Write out every record below exactly as it appears.
### Dataset content ###
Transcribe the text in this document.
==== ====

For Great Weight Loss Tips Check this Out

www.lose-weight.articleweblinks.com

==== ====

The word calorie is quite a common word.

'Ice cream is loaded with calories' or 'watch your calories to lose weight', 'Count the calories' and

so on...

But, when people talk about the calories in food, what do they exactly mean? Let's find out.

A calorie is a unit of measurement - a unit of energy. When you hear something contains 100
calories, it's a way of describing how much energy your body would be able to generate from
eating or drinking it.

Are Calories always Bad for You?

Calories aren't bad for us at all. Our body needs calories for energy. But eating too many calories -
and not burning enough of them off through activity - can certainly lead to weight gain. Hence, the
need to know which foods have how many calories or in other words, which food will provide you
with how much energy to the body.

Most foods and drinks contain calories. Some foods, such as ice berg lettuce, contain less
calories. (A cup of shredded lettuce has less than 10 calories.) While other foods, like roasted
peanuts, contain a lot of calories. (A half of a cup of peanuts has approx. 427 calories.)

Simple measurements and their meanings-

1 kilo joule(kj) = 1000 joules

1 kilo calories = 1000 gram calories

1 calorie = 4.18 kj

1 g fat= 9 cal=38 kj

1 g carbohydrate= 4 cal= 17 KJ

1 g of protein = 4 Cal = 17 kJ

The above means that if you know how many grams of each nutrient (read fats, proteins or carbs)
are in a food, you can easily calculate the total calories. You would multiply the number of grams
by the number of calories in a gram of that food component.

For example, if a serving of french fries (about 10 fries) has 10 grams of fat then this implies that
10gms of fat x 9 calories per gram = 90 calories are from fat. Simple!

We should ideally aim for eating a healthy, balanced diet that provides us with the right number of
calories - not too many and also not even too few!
###
**Completed exercise**
Transcribe the text in this document.
==== ====

For Great Weight Loss Tips Check this Out

www.lose-weight.articleweblinks.com

==== ====

The word calorie is quite a common word.

'Ice cream is loaded with calories' or 'watch your calories to lose weight', 'Count the calories' and

so on...

But, when people talk about the calories in food, what do they exactly mean? Let's find out.

A calorie is a unit of measurement - a unit of energy. When you hear something contains 100
calories, it's a way of describing how much energy your body would be able to generate from
eating or drinking it.

Are Calories always Bad for You?

Calories aren't bad for us at all. Our body needs calories for energy. But eating too many calories -
and not burning enough of them off through activity - can certainly lead to weight gain. Hence, the
need to know which foods have how many calories or in other words, which food will provide you
with how much energy to the body.

Most foods and drinks contain calories. Some foods, such as ice berg lettuce, contain less
calories. (A cup of shredded lettuce has less than 10 calories.) While other foods, like roasted
peanuts, contain a lot of calories. (A half of a cup of peanuts has approx. 427 calories.)

Simple measurements and their meanings-

1 kilo joule(kj) = 1000 joules

1 kilo calories = 1000 gram calories

1 calorie = 4.18 kj

1 g fat= 9 cal=38 kj

1 g carbohydrate= 4 cal= 17 KJ

1 g of protein = 4 Cal = 17 kJ

The above means that if you know how many grams of each nutrient (read fats, proteins or carbs)
are in a food, you can easily calculate the total calories. You would multiply the number of grams
by the number of calories in a gram of that food component.

For example, if a serving of french fries (about 10 fries) has 10 grams of fat then this implies that
10gms of fat x 9 calories per gram = 90 calories are from fat. Simple!

We should ideally aim for eating a healthy, balanced diet that provides us with the right number of
calories - not too many and also not even too few!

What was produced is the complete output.